(Extracted data entries)
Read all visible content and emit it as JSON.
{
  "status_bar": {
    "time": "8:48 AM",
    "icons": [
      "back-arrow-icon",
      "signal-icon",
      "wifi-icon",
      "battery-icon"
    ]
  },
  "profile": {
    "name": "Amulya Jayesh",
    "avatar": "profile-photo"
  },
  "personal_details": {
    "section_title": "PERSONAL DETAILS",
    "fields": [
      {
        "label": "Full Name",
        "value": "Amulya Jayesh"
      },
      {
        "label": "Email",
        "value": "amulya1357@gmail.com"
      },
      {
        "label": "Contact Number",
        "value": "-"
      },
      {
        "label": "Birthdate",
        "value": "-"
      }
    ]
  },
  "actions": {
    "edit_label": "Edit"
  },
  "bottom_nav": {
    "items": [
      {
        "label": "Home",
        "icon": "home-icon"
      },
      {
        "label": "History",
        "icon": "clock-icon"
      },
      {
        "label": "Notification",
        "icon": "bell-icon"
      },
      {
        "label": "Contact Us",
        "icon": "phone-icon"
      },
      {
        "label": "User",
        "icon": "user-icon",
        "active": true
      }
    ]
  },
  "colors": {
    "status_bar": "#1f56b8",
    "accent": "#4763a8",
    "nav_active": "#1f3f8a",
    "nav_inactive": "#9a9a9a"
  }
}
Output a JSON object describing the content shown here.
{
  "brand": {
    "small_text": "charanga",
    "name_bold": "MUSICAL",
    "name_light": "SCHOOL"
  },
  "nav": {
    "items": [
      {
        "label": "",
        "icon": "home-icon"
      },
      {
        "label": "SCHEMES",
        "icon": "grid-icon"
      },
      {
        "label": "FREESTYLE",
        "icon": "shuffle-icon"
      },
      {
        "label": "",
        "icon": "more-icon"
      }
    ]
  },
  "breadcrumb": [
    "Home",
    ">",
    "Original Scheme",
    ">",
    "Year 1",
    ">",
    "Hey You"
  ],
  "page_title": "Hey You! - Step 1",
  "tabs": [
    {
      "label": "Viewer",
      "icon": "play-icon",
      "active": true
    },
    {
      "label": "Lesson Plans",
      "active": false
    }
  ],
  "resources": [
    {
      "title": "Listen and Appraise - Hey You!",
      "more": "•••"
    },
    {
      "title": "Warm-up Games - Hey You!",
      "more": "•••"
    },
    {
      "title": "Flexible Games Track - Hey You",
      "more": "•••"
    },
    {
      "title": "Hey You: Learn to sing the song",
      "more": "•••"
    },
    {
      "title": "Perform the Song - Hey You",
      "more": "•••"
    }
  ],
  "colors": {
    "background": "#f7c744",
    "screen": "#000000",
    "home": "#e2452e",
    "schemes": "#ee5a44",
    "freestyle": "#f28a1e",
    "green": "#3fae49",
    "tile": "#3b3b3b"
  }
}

» **Short problem**: Scan the material for lines with the word "JSON", and copy each line you find.

» **Task response**:
Read all visible content and emit it as JSON.
Output a JSON object describing the content shown here.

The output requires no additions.